◆ Set exercise ◆
From the material below, list every line containing "spread".
########################################
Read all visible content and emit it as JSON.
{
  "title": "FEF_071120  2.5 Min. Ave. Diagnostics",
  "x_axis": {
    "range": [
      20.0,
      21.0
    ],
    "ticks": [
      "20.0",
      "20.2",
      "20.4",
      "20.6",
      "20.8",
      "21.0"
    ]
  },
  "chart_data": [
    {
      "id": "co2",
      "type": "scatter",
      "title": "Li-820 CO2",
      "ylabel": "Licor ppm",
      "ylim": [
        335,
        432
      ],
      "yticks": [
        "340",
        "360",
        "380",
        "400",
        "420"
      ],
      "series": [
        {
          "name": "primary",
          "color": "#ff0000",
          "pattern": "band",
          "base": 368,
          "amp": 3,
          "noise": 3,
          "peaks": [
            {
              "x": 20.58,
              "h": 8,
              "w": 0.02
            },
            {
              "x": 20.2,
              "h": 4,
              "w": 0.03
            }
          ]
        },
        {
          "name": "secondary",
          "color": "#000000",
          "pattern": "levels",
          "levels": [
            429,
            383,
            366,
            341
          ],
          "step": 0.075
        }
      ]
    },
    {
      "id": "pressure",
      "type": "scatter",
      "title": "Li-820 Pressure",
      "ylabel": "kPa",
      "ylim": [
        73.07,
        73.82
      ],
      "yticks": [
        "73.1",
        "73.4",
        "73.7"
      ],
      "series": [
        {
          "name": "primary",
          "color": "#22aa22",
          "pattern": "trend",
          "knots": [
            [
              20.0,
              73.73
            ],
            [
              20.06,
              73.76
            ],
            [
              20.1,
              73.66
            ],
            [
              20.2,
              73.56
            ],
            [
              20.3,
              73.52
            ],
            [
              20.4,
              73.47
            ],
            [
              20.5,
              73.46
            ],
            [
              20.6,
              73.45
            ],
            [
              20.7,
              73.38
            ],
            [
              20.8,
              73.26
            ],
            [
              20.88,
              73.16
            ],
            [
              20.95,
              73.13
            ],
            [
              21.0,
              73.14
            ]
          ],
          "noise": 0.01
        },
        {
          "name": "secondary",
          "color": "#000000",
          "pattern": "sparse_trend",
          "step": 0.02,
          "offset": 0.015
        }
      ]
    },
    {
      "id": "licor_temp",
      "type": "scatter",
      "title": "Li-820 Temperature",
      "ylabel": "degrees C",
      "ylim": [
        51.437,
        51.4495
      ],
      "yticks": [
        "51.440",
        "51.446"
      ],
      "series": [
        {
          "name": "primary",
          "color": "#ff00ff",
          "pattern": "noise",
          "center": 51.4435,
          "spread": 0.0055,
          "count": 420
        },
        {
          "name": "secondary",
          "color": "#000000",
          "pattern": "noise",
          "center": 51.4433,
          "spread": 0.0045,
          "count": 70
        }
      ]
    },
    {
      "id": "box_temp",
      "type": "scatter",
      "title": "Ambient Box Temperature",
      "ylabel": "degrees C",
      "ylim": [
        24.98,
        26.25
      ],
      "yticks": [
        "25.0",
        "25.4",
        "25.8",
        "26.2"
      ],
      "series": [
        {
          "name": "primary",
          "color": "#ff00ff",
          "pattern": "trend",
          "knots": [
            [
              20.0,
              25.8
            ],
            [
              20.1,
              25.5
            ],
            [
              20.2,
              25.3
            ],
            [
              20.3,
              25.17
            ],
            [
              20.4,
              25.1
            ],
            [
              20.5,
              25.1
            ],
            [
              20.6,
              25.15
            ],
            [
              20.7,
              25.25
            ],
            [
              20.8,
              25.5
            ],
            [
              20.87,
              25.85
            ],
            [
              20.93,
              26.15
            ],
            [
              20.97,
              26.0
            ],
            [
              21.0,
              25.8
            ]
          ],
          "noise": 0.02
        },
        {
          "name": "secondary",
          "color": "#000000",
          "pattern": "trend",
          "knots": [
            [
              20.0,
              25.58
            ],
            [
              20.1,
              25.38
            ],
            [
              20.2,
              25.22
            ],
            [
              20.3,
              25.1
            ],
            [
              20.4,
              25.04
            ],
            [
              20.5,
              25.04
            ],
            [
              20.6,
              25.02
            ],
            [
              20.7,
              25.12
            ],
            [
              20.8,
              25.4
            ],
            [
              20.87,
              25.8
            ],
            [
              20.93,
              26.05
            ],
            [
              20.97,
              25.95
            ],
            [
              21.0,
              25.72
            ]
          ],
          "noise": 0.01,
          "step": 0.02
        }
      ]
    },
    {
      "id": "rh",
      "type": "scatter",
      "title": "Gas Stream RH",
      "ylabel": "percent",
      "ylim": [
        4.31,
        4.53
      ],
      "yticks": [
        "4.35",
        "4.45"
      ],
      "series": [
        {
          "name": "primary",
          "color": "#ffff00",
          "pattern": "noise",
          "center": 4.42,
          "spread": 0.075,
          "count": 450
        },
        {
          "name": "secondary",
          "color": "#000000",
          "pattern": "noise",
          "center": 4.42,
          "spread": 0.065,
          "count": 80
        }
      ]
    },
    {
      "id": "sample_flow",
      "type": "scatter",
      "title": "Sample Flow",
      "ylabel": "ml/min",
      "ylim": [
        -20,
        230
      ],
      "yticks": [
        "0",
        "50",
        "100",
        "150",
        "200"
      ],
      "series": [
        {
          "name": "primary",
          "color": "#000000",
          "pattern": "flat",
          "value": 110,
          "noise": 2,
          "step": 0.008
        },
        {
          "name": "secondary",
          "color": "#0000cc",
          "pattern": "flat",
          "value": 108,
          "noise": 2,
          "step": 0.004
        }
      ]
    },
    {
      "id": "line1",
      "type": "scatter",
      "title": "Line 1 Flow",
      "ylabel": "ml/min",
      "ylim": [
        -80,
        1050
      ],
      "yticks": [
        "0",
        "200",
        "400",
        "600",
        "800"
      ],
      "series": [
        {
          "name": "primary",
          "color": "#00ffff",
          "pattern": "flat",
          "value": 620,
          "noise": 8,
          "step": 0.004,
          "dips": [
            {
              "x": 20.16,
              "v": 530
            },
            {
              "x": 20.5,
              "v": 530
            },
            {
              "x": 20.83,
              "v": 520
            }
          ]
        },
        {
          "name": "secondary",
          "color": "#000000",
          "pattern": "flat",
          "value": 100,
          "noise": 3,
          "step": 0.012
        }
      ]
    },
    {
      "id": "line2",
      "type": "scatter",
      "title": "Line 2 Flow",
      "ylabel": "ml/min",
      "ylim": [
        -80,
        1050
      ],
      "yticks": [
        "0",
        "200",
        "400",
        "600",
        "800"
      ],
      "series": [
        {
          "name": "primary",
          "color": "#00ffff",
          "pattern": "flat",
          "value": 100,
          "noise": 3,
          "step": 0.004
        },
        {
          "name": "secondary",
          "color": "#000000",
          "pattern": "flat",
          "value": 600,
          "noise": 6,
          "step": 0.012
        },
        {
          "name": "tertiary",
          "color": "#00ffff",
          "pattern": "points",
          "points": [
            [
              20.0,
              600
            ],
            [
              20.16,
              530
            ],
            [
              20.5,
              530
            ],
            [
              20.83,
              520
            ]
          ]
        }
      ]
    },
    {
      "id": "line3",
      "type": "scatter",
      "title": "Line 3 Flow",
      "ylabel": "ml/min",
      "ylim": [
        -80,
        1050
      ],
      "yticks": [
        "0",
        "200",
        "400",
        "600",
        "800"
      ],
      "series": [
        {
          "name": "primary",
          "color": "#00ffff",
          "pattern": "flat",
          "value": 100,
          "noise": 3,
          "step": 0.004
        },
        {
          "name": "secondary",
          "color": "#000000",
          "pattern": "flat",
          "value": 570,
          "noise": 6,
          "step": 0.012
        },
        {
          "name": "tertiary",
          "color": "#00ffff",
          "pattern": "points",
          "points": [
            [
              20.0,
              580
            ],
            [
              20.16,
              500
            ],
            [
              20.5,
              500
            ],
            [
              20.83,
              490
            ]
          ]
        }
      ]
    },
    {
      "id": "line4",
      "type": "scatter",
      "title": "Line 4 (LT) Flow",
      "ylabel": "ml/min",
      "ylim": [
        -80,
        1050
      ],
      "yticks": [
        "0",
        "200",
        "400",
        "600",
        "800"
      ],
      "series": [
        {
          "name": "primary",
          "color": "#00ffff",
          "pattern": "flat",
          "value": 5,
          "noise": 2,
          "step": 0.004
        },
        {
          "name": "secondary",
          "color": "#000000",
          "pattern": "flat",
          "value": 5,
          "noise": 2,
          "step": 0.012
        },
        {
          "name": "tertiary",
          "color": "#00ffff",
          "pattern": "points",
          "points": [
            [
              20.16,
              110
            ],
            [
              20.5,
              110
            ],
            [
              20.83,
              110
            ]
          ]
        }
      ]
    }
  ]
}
########################################
◆ Result below ◆
          "spread": 0.0055,
          "spread": 0.0045,
          "spread": 0.075,
          "spread": 0.065,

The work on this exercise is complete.